= Requirements =
Exclude any images and output the remaining records exactly.

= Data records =
## START
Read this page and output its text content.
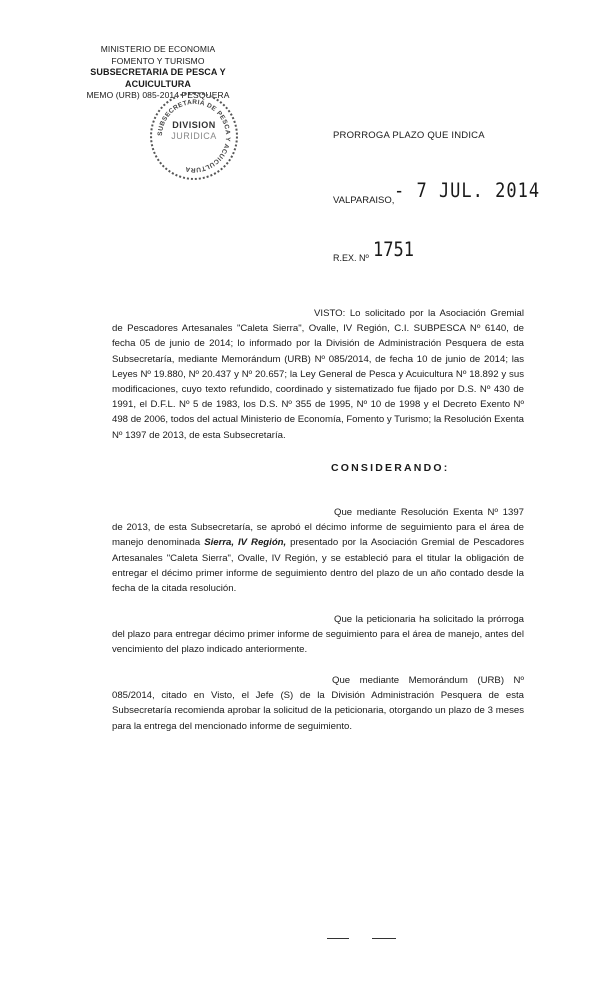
MINISTERIO DE ECONOMIA
FOMENTO Y TURISMO
SUBSECRETARIA DE PESCA Y ACUICULTURA
MEMO (URB) 085-2014 PESQUERA
SUBSECRETARIA DE PESCA Y ACUICULTURA
DIVISION
JURIDICA	PRORROGA PLAZO QUE INDICA
VALPARAISO, - 7 JUL. 2014
R.EX. Nº 1751
VISTO: Lo solicitado por la Asociación Gremial de Pescadores Artesanales "Caleta Sierra", Ovalle, IV Región, C.I. SUBPESCA Nº 6140, de fecha 05 de junio de 2014; lo informado por la División de Administración Pesquera de esta Subsecretaría, mediante Memorándum (URB) Nº 085/2014, de fecha 10 de junio de 2014; las Leyes Nº 19.880, Nº 20.437 y Nº 20.657; la Ley General de Pesca y Acuicultura Nº 18.892 y sus modificaciones, cuyo texto refundido, coordinado y sistematizado fue fijado por D.S. Nº 430 de 1991, el D.F.L. Nº 5 de 1983, los D.S. Nº 355 de 1995, Nº 10 de 1998 y el Decreto Exento Nº 498 de 2006, todos del actual Ministerio de Economía, Fomento y Turismo; la Resolución Exenta Nº 1397 de 2013, de esta Subsecretaría.
CONSIDERANDO:
Que mediante Resolución Exenta Nº 1397 de 2013, de esta Subsecretaría, se aprobó el décimo informe de seguimiento para el área de manejo denominada Sierra, IV Región, presentado por la Asociación Gremial de Pescadores Artesanales "Caleta Sierra", Ovalle, IV Región, y se estableció para el titular la obligación de entregar el décimo primer informe de seguimiento dentro del plazo de un año contado desde la fecha de la citada resolución.
Que la peticionaria ha solicitado la prórroga del plazo para entregar décimo primer informe de seguimiento para el área de manejo, antes del vencimiento del plazo indicado anteriormente.
Que mediante Memorándum (URB) Nº 085/2014, citado en Visto, el Jefe (S) de la División Administración Pesquera de esta Subsecretaría recomienda aprobar la solicitud de la peticionaria, otorgando un plazo de 3 meses para la entrega del mencionado informe de seguimiento.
## END
= Worked solution =
Read this page and output its text content.
MINISTERIO DE ECONOMIA
FOMENTO Y TURISMO
SUBSECRETARIA DE PESCA Y ACUICULTURA
MEMO (URB) 085-2014 PESQUERA
SUBSECRETARIA DE PESCA Y ACUICULTURA
DIVISION
JURIDICA	PRORROGA PLAZO QUE INDICA
VALPARAISO, - 7 JUL. 2014
R.EX. Nº 1751
VISTO: Lo solicitado por la Asociación Gremial de Pescadores Artesanales "Caleta Sierra", Ovalle, IV Región, C.I. SUBPESCA Nº 6140, de fecha 05 de junio de 2014; lo informado por la División de Administración Pesquera de esta Subsecretaría, mediante Memorándum (URB) Nº 085/2014, de fecha 10 de junio de 2014; las Leyes Nº 19.880, Nº 20.437 y Nº 20.657; la Ley General de Pesca y Acuicultura Nº 18.892 y sus modificaciones, cuyo texto refundido, coordinado y sistematizado fue fijado por D.S. Nº 430 de 1991, el D.F.L. Nº 5 de 1983, los D.S. Nº 355 de 1995, Nº 10 de 1998 y el Decreto Exento Nº 498 de 2006, todos del actual Ministerio de Economía, Fomento y Turismo; la Resolución Exenta Nº 1397 de 2013, de esta Subsecretaría.
CONSIDERANDO:
Que mediante Resolución Exenta Nº 1397 de 2013, de esta Subsecretaría, se aprobó el décimo informe de seguimiento para el área de manejo denominada Sierra, IV Región, presentado por la Asociación Gremial de Pescadores Artesanales "Caleta Sierra", Ovalle, IV Región, y se estableció para el titular la obligación de entregar el décimo primer informe de seguimiento dentro del plazo de un año contado desde la fecha de la citada resolución.
Que la peticionaria ha solicitado la prórroga del plazo para entregar décimo primer informe de seguimiento para el área de manejo, antes del vencimiento del plazo indicado anteriormente.
Que mediante Memorándum (URB) Nº 085/2014, citado en Visto, el Jefe (S) de la División Administración Pesquera de esta Subsecretaría recomienda aprobar la solicitud de la peticionaria, otorgando un plazo de 3 meses para la entrega del mencionado informe de seguimiento.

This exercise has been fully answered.